**STATED EXERCISE**
Return all entries precisely as they stand, without the images.

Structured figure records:
## begin
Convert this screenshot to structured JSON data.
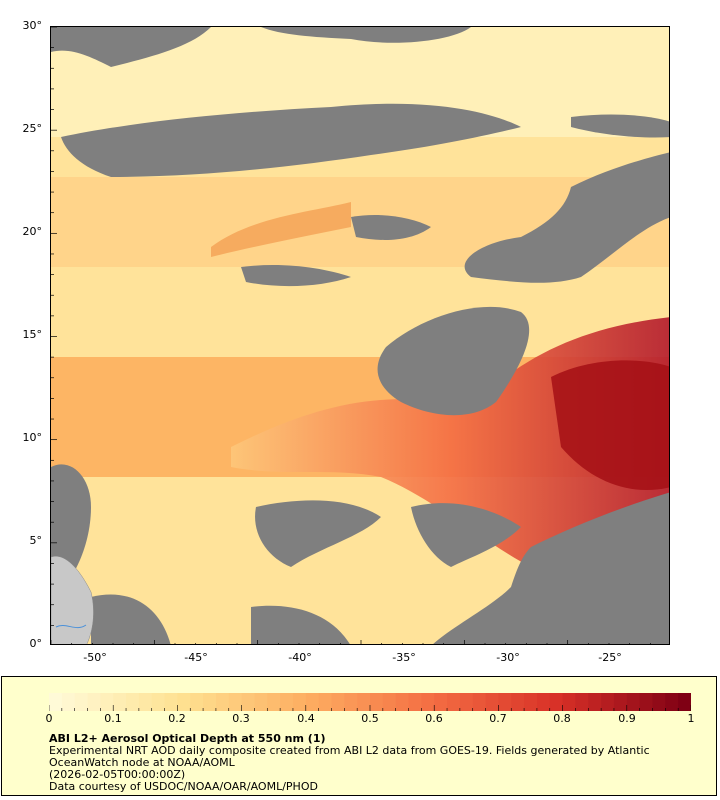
{
  "map": {
    "lat_labels": [
      "30°",
      "25°",
      "20°",
      "15°",
      "10°",
      "5°",
      "0°"
    ],
    "lon_labels": [
      "-50°",
      "-45°",
      "-40°",
      "-35°",
      "-30°",
      "-25°"
    ],
    "colors": {
      "no_data": "#7f7f7f",
      "land": "#c8c8c8",
      "low": "#ffe9a8",
      "mid": "#fdae61",
      "high": "#d7301f",
      "max": "#7f0000"
    }
  },
  "legend": {
    "title": "ABI L2+ Aerosol Optical Depth at 550 nm (1)",
    "line1": "Experimental NRT AOD daily composite created from ABI L2 data from GOES-19. Fields generated by Atlantic",
    "line2": "OceanWatch node at NOAA/AOML",
    "line3": "(2026-02-05T00:00:00Z)",
    "line4": "Data courtesy of USDOC/NOAA/OAR/AOML/PHOD",
    "scale_labels": [
      "0",
      "0.1",
      "0.2",
      "0.3",
      "0.4",
      "0.5",
      "0.6",
      "0.7",
      "0.8",
      "0.9",
      "1"
    ]
  }
}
## end
**REPLY TO THE TASK**
Convert this screenshot to structured JSON data.
{
  "map": {
    "lat_labels": [
      "30°",
      "25°",
      "20°",
      "15°",
      "10°",
      "5°",
      "0°"
    ],
    "lon_labels": [
      "-50°",
      "-45°",
      "-40°",
      "-35°",
      "-30°",
      "-25°"
    ],
    "colors": {
      "no_data": "#7f7f7f",
      "land": "#c8c8c8",
      "low": "#ffe9a8",
      "mid": "#fdae61",
      "high": "#d7301f",
      "max": "#7f0000"
    }
  },
  "legend": {
    "title": "ABI L2+ Aerosol Optical Depth at 550 nm (1)",
    "line1": "Experimental NRT AOD daily composite created from ABI L2 data from GOES-19. Fields generated by Atlantic",
    "line2": "OceanWatch node at NOAA/AOML",
    "line3": "(2026-02-05T00:00:00Z)",
    "line4": "Data courtesy of USDOC/NOAA/OAR/AOML/PHOD",
    "scale_labels": [
      "0",
      "0.1",
      "0.2",
      "0.3",
      "0.4",
      "0.5",
      "0.6",
      "0.7",
      "0.8",
      "0.9",
      "1"
    ]
  }
}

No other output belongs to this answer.